=== Stated goal ===
Go through the material and pull out every line with the string "符合产品标准要求" in it.

=== Provided records ===

+++++

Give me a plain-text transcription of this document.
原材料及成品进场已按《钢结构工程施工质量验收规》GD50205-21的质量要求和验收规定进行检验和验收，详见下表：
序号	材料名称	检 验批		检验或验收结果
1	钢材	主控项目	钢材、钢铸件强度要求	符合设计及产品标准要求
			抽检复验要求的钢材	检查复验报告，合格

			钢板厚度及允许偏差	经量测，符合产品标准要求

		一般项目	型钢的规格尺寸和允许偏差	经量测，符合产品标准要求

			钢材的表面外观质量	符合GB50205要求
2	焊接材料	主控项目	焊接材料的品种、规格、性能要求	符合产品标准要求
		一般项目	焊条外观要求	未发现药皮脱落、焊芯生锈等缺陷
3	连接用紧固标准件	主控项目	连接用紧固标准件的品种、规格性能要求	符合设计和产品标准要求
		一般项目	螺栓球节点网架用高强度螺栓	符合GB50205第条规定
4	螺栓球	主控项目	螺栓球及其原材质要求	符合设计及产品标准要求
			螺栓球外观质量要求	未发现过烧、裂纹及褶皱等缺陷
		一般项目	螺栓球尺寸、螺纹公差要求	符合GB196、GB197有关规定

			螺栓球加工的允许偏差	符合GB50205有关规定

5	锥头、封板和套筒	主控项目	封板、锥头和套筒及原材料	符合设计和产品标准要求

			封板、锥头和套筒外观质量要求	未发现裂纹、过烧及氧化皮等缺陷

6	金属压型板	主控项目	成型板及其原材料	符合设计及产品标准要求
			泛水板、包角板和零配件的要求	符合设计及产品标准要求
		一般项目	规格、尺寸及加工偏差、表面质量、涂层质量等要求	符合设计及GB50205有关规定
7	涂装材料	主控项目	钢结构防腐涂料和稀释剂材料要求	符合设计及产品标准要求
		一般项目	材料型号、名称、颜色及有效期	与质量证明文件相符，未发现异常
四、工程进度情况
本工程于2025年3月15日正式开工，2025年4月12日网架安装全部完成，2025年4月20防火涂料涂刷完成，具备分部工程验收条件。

+++++

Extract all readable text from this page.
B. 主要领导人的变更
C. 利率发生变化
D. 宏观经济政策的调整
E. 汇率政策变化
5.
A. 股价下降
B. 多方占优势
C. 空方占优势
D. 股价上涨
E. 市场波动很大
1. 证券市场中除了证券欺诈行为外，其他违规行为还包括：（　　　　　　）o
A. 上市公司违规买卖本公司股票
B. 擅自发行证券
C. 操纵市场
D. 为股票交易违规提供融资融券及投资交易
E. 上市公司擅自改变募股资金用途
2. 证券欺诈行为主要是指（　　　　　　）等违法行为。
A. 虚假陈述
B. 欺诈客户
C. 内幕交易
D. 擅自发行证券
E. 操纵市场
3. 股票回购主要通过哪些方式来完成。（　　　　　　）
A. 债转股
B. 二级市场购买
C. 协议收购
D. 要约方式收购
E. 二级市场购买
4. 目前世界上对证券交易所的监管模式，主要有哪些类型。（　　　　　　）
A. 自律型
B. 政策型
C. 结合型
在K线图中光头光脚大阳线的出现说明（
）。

+++++

=== Full answer ===
			钢板厚度及允许偏差	经量测，符合产品标准要求
		一般项目	型钢的规格尺寸和允许偏差	经量测，符合产品标准要求
2	焊接材料	主控项目	焊接材料的品种、规格、性能要求	符合产品标准要求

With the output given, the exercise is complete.